STATED PROBLEM:
Records follow. Copy every line with "點一下選取及移動圖示".

MATERIAL SUPPLIED:

◆ ◆ ◆ ◆ ◆ ◆ ◆

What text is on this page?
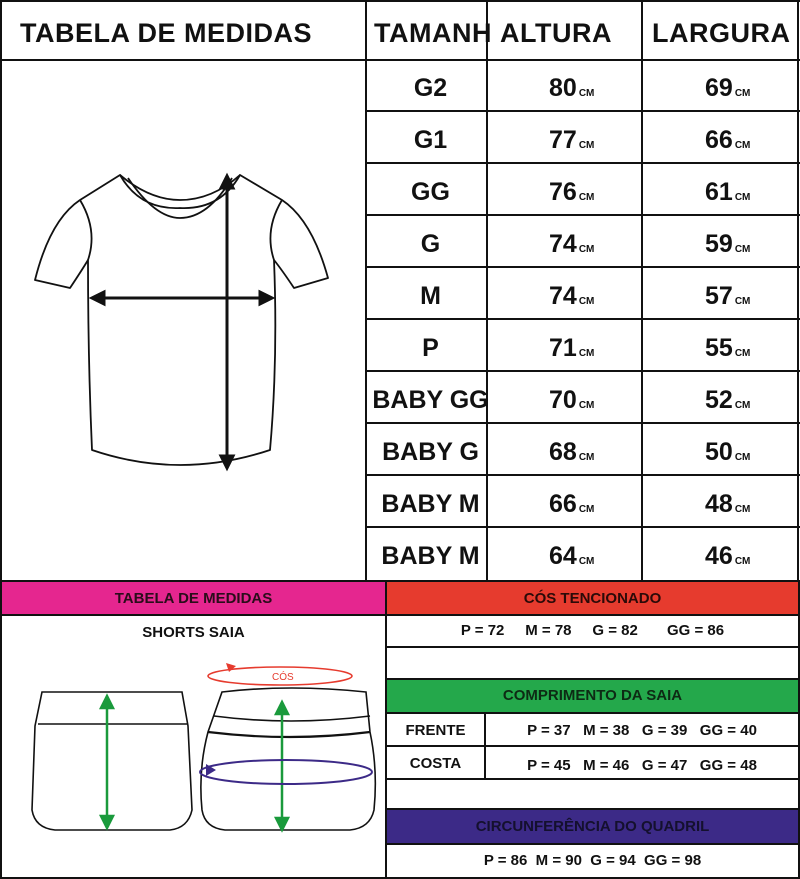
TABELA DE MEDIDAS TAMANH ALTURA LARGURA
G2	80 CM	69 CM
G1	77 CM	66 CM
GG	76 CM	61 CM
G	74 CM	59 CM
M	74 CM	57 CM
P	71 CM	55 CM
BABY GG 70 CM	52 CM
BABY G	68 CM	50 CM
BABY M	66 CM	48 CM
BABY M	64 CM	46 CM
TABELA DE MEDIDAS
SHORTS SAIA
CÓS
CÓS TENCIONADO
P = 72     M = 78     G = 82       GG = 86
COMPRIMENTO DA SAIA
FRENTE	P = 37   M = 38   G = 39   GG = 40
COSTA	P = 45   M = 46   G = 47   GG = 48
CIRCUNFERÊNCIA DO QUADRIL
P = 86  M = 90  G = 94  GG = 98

◆ ◆ ◆ ◆ ◆ ◆ ◆

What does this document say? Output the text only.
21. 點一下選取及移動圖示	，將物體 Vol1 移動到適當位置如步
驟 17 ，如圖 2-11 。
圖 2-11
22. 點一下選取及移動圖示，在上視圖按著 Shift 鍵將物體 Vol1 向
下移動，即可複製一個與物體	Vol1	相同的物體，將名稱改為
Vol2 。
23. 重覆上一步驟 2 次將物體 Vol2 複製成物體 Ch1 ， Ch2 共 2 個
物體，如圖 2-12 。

◆ ◆ ◆ ◆ ◆ ◆ ◆

WORKED SOLUTION:
21. 點一下選取及移動圖示	，將物體 Vol1 移動到適當位置如步
22. 點一下選取及移動圖示，在上視圖按著 Shift 鍵將物體 Vol1 向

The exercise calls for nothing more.